▶ [Work to complete]: Reproduce the entries in full, with no changes.

▶ [Information shown]:
^^^^^^^^
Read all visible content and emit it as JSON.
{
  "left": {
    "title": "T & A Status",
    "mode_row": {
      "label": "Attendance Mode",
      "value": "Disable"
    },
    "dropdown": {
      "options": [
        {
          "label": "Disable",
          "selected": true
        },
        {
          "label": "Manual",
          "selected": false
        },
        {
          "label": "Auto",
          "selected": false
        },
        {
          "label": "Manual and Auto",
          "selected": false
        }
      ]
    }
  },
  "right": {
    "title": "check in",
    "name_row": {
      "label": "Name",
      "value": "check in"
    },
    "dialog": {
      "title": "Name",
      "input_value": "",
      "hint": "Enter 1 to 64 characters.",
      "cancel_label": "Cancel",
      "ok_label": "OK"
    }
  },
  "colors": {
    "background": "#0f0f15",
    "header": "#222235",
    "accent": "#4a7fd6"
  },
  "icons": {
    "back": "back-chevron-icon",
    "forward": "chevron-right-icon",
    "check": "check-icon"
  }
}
^^^^^^^^
▶ [Right answer]:
Read all visible content and emit it as JSON.
{
  "left": {
    "title": "T & A Status",
    "mode_row": {
      "label": "Attendance Mode",
      "value": "Disable"
    },
    "dropdown": {
      "options": [
        {
          "label": "Disable",
          "selected": true
        },
        {
          "label": "Manual",
          "selected": false
        },
        {
          "label": "Auto",
          "selected": false
        },
        {
          "label": "Manual and Auto",
          "selected": false
        }
      ]
    }
  },
  "right": {
    "title": "check in",
    "name_row": {
      "label": "Name",
      "value": "check in"
    },
    "dialog": {
      "title": "Name",
      "input_value": "",
      "hint": "Enter 1 to 64 characters.",
      "cancel_label": "Cancel",
      "ok_label": "OK"
    }
  },
  "colors": {
    "background": "#0f0f15",
    "header": "#222235",
    "accent": "#4a7fd6"
  },
  "icons": {
    "back": "back-chevron-icon",
    "forward": "chevron-right-icon",
    "check": "check-icon"
  }
}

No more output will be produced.